#### RECORDS SUPPLIED
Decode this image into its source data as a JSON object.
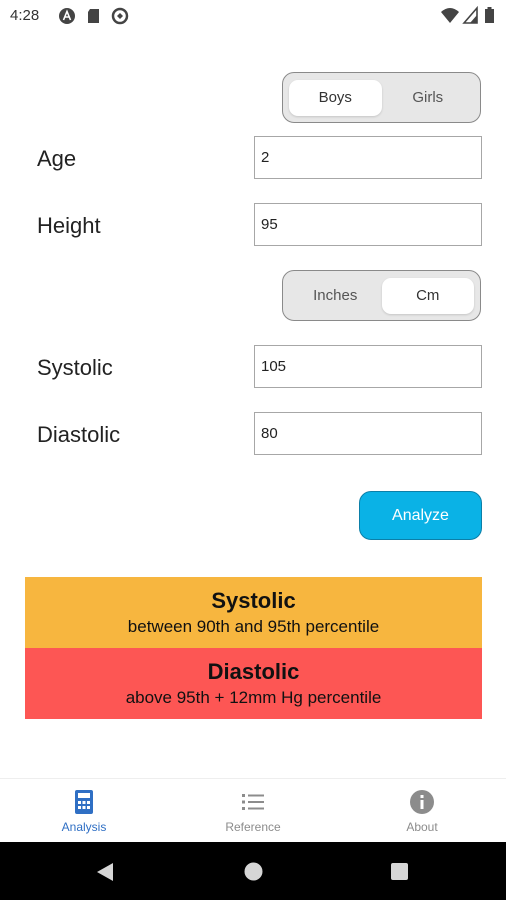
{
  "status_bar": {
    "time": "4:28",
    "icons": [
      "app-a-icon",
      "sd-card-icon",
      "sync-icon",
      "wifi-icon",
      "signal-icon",
      "battery-icon"
    ]
  },
  "gender_toggle": {
    "options": [
      "Boys",
      "Girls"
    ],
    "selected": "Boys"
  },
  "unit_toggle": {
    "options": [
      "Inches",
      "Cm"
    ],
    "selected": "Cm"
  },
  "fields": {
    "age": {
      "label": "Age",
      "value": "2"
    },
    "height": {
      "label": "Height",
      "value": "95"
    },
    "systolic": {
      "label": "Systolic",
      "value": "105"
    },
    "diastolic": {
      "label": "Diastolic",
      "value": "80"
    }
  },
  "analyze_label": "Analyze",
  "results": {
    "systolic": {
      "title": "Systolic",
      "detail": "between 90th and 95th percentile",
      "color": "#f7b63f"
    },
    "diastolic": {
      "title": "Diastolic",
      "detail": "above 95th + 12mm Hg percentile",
      "color": "#fd5654"
    }
  },
  "bottom_nav": {
    "items": [
      {
        "label": "Analysis",
        "icon": "calculator-icon",
        "active": true
      },
      {
        "label": "Reference",
        "icon": "list-icon",
        "active": false
      },
      {
        "label": "About",
        "icon": "info-icon",
        "active": false
      }
    ],
    "active_color": "#2f6fc4",
    "inactive_color": "#8c8c8c"
  },
  "colors": {
    "accent": "#0ab2e6"
  }
}
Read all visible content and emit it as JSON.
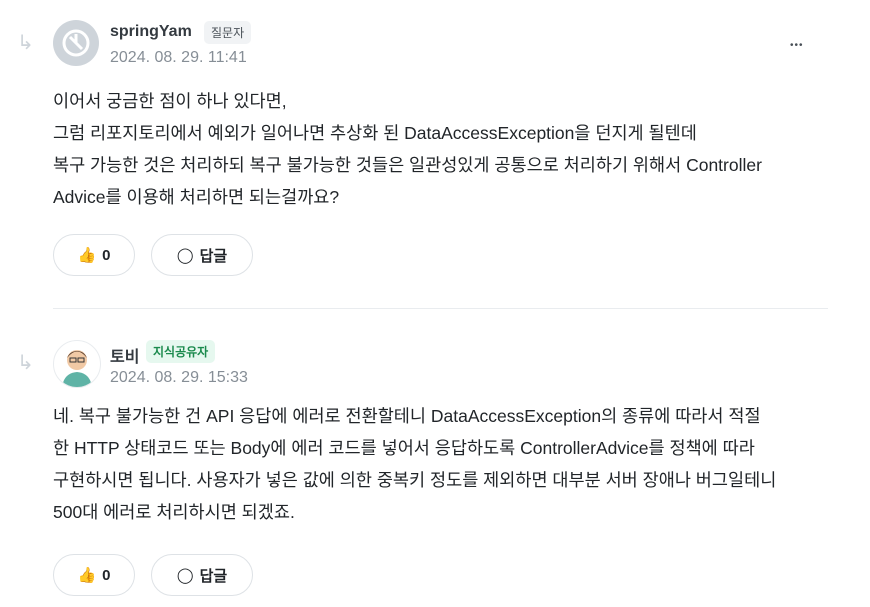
{
  "comments": [
    {
      "author": "springYam",
      "role": "질문자",
      "date": "2024. 08. 29. 11:41",
      "lines": [
        "이어서 궁금한 점이 하나 있다면,",
        "그럼 리포지토리에서 예외가 일어나면 추상화 된 DataAccessException을 던지게 될텐데",
        "복구 가능한 것은 처리하되 복구 불가능한 것들은 일관성있게 공통으로 처리하기 위해서 Controller",
        "Advice를 이용해 처리하면 되는걸까요?"
      ],
      "likes": "0",
      "reply": "답글",
      "more": "•••"
    },
    {
      "author": "토비",
      "role": "지식공유자",
      "date": "2024. 08. 29. 15:33",
      "lines": [
        "네. 복구 불가능한 건 API 응답에 에러로 전환할테니 DataAccessException의 종류에 따라서 적절",
        "한 HTTP 상태코드 또는 Body에 에러 코드를 넣어서 응답하도록 ControllerAdvice를 정책에 따라",
        "구현하시면 됩니다. 사용자가 넣은 값에 의한 중복키 정도를 제외하면 대부분 서버 장애나 버그일테니",
        "500대 에러로 처리하시면 되겠죠."
      ],
      "likes": "0",
      "reply": "답글"
    }
  ]
}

#### SET TASK
All records above are to be printed exactly, minus the pictures they contain.

#### EXERCISE RESULT
Decode this image into its source data as a JSON object.
{
  "status_bar": {
    "time": "4:28",
    "icons": [
      "app-a-icon",
      "sd-card-icon",
      "sync-icon",
      "wifi-icon",
      "signal-icon",
      "battery-icon"
    ]
  },
  "gender_toggle": {
    "options": [
      "Boys",
      "Girls"
    ],
    "selected": "Boys"
  },
  "unit_toggle": {
    "options": [
      "Inches",
      "Cm"
    ],
    "selected": "Cm"
  },
  "fields": {
    "age": {
      "label": "Age",
      "value": "2"
    },
    "height": {
      "label": "Height",
      "value": "95"
    },
    "systolic": {
      "label": "Systolic",
      "value": "105"
    },
    "diastolic": {
      "label": "Diastolic",
      "value": "80"
    }
  },
  "analyze_label": "Analyze",
  "results": {
    "systolic": {
      "title": "Systolic",
      "detail": "between 90th and 95th percentile",
      "color": "#f7b63f"
    },
    "diastolic": {
      "title": "Diastolic",
      "detail": "above 95th + 12mm Hg percentile",
      "color": "#fd5654"
    }
  },
  "bottom_nav": {
    "items": [
      {
        "label": "Analysis",
        "icon": "calculator-icon",
        "active": true
      },
      {
        "label": "Reference",
        "icon": "list-icon",
        "active": false
      },
      {
        "label": "About",
        "icon": "info-icon",
        "active": false
      }
    ],
    "active_color": "#2f6fc4",
    "inactive_color": "#8c8c8c"
  },
  "colors": {
    "accent": "#0ab2e6"
  }
}
Read all visible content and emit it as JSON.
{
  "comments": [
    {
      "author": "springYam",
      "role": "질문자",
      "date": "2024. 08. 29. 11:41",
      "lines": [
        "이어서 궁금한 점이 하나 있다면,",
        "그럼 리포지토리에서 예외가 일어나면 추상화 된 DataAccessException을 던지게 될텐데",
        "복구 가능한 것은 처리하되 복구 불가능한 것들은 일관성있게 공통으로 처리하기 위해서 Controller",
        "Advice를 이용해 처리하면 되는걸까요?"
      ],
      "likes": "0",
      "reply": "답글",
      "more": "•••"
    },
    {
      "author": "토비",
      "role": "지식공유자",
      "date": "2024. 08. 29. 15:33",
      "lines": [
        "네. 복구 불가능한 건 API 응답에 에러로 전환할테니 DataAccessException의 종류에 따라서 적절",
        "한 HTTP 상태코드 또는 Body에 에러 코드를 넣어서 응답하도록 ControllerAdvice를 정책에 따라",
        "구현하시면 됩니다. 사용자가 넣은 값에 의한 중복키 정도를 제외하면 대부분 서버 장애나 버그일테니",
        "500대 에러로 처리하시면 되겠죠."
      ],
      "likes": "0",
      "reply": "답글"
    }
  ]
}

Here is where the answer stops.